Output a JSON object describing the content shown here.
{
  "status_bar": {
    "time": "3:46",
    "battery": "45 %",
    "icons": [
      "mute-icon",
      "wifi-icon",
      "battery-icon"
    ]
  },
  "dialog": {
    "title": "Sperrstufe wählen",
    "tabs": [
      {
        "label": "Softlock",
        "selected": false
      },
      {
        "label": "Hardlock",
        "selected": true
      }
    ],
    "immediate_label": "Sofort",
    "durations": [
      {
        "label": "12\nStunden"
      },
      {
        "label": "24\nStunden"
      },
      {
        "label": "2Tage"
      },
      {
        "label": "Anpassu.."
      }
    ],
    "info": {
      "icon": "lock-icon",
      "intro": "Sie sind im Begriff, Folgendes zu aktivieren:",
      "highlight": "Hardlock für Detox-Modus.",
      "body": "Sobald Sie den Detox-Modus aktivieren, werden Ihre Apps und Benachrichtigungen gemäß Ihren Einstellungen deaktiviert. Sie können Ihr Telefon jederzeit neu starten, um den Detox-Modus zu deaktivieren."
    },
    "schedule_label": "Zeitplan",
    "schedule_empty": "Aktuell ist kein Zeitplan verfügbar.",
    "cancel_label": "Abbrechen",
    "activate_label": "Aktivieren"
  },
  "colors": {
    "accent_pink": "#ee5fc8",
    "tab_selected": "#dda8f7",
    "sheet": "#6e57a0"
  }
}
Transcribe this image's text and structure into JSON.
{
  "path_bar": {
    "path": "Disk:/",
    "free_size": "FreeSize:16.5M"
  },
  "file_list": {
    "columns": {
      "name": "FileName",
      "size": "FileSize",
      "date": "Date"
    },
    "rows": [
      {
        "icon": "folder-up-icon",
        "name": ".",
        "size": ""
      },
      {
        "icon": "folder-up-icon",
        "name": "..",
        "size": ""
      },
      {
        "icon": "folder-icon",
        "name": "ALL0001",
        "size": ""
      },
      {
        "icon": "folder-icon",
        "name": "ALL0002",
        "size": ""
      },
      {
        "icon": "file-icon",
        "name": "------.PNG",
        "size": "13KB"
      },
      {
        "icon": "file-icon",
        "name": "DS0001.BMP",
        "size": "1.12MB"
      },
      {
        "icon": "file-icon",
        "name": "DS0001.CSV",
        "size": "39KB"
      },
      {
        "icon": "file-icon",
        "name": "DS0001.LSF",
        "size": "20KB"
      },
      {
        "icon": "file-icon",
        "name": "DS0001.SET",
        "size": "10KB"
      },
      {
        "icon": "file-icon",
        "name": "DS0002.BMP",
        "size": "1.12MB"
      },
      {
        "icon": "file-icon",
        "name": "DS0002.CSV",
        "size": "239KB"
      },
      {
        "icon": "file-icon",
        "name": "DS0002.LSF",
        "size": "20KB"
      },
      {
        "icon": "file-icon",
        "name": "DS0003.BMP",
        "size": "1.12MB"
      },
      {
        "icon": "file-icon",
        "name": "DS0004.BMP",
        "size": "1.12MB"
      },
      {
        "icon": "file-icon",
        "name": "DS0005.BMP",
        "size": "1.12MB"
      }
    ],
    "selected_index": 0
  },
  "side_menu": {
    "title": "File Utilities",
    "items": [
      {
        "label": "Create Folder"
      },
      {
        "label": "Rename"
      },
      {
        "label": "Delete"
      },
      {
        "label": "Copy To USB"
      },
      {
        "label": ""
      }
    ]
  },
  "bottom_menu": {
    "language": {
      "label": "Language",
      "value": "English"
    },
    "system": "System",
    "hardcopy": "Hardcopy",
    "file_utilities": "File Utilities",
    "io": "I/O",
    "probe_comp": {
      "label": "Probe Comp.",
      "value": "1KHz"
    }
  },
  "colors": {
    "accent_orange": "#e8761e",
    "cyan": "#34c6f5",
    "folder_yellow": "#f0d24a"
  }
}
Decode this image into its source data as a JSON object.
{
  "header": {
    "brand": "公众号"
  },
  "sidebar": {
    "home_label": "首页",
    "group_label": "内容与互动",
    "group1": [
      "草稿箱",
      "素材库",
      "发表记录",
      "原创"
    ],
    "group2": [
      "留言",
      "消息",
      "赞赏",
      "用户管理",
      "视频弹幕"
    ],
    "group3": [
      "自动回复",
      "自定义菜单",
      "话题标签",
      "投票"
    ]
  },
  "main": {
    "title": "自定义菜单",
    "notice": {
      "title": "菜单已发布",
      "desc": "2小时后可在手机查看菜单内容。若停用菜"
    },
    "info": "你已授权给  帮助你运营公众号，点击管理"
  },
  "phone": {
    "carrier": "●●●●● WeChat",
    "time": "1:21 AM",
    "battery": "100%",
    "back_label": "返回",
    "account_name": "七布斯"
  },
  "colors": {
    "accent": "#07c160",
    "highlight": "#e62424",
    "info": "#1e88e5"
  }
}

Your task =
Return each line that includes "Zeitplan".

Exercise response =
    "schedule_label": "Zeitplan",
    "schedule_empty": "Aktuell ist kein Zeitplan verfügbar.",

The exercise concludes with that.